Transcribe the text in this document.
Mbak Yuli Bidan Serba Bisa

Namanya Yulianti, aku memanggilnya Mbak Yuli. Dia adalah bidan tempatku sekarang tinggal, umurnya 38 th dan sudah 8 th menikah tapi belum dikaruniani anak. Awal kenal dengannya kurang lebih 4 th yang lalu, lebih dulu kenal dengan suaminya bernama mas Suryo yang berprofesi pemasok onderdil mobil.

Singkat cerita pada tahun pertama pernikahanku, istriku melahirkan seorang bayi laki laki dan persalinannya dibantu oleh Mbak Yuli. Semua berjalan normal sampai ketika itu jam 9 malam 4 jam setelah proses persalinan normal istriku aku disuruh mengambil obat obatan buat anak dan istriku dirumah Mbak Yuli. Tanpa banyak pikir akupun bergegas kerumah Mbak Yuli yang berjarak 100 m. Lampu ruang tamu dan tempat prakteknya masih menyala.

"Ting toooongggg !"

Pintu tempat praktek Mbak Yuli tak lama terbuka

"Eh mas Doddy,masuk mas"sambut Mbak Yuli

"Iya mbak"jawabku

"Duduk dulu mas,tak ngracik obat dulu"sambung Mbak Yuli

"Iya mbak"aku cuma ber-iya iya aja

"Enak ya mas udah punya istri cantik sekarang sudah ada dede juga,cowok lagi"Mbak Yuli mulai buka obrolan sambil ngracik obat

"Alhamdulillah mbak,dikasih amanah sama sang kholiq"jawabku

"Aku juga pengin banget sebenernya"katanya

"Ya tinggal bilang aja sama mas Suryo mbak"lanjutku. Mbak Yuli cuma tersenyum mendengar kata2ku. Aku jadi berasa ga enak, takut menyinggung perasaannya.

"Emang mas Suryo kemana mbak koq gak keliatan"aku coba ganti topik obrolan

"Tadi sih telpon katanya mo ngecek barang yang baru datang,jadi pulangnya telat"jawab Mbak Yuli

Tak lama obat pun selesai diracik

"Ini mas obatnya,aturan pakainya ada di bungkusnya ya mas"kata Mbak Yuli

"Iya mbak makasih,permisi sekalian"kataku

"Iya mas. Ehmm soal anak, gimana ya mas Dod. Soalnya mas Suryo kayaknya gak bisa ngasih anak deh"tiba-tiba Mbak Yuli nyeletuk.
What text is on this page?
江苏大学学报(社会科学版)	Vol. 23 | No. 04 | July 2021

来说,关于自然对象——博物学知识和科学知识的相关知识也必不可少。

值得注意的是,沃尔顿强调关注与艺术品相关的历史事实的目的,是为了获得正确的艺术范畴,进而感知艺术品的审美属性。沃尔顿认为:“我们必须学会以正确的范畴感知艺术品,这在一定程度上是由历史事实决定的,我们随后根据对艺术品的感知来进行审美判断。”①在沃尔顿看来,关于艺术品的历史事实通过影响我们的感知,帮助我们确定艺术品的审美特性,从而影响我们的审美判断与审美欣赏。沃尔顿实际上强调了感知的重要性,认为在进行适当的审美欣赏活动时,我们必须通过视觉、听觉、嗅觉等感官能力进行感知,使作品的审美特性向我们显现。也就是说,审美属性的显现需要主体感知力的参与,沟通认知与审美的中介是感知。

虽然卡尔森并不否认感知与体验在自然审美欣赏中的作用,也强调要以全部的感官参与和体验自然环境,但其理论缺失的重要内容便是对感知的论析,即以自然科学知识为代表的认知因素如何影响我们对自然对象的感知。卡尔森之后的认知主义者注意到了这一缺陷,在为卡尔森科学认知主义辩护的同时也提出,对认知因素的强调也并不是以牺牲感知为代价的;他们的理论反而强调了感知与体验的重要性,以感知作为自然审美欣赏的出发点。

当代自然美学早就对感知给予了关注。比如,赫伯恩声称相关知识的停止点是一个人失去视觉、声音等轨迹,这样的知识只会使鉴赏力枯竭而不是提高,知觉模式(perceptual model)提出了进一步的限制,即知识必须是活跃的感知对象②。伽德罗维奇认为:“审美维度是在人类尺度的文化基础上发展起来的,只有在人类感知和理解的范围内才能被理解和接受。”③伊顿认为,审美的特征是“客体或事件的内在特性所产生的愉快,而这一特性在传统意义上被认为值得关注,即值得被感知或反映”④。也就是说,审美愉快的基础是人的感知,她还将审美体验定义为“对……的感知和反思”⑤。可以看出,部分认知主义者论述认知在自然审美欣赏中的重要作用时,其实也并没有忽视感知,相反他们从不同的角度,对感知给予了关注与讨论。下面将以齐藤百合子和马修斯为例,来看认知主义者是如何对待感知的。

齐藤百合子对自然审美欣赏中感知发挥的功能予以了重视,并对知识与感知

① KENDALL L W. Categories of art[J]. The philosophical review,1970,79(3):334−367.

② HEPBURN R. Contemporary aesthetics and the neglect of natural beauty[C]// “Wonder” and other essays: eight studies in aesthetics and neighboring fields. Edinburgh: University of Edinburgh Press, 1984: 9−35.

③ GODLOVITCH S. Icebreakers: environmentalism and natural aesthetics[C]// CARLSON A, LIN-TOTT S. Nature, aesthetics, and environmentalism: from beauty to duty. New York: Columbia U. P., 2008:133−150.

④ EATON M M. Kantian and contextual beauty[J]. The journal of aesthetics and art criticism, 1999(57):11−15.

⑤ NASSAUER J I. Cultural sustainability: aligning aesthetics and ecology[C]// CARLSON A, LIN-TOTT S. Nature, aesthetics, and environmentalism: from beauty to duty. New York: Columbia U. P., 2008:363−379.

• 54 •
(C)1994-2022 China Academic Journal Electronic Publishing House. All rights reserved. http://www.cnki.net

· · · · ·

What to produce> Give back only a number, the number of lines where the string "katanya" occurs.

Task response> 2